# Prompt
Scan the listing for the word "hans", and copy out each line where it is found.

# Provided material
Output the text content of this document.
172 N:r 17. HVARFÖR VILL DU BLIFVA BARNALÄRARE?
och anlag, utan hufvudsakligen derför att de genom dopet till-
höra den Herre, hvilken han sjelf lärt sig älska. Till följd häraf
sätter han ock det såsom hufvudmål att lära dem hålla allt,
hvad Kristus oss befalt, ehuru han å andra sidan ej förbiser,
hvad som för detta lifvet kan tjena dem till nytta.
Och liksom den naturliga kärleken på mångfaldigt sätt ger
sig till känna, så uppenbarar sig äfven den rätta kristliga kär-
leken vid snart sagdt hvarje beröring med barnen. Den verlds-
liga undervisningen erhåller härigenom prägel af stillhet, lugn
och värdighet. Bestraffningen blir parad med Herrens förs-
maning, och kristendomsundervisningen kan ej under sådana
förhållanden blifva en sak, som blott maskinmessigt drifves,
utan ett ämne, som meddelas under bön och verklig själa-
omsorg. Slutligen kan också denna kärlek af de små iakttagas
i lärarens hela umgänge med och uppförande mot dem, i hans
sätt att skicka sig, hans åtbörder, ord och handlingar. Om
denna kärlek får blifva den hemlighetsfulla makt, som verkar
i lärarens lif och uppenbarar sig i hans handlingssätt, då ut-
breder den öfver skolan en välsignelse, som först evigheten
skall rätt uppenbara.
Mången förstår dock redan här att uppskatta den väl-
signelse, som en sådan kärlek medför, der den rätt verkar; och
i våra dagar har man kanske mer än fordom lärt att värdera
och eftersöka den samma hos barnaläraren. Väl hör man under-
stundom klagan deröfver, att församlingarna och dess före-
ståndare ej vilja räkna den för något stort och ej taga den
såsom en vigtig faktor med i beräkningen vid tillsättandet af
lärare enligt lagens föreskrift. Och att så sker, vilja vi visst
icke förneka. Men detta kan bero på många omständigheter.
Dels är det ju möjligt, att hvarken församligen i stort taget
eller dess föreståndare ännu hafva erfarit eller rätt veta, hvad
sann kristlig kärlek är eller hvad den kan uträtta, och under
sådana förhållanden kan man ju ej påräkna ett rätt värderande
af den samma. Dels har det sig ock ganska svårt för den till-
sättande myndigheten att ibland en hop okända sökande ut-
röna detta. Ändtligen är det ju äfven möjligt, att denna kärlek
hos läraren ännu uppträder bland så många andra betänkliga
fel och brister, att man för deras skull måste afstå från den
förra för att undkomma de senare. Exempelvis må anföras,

# Your response
i lärarens hela umgänge med och uppförande mot dem, i hans
sätt att skicka sig, hans åtbörder, ord och handlingar. Om
i lärarens lif och uppenbarar sig i hans handlingssätt, då ut-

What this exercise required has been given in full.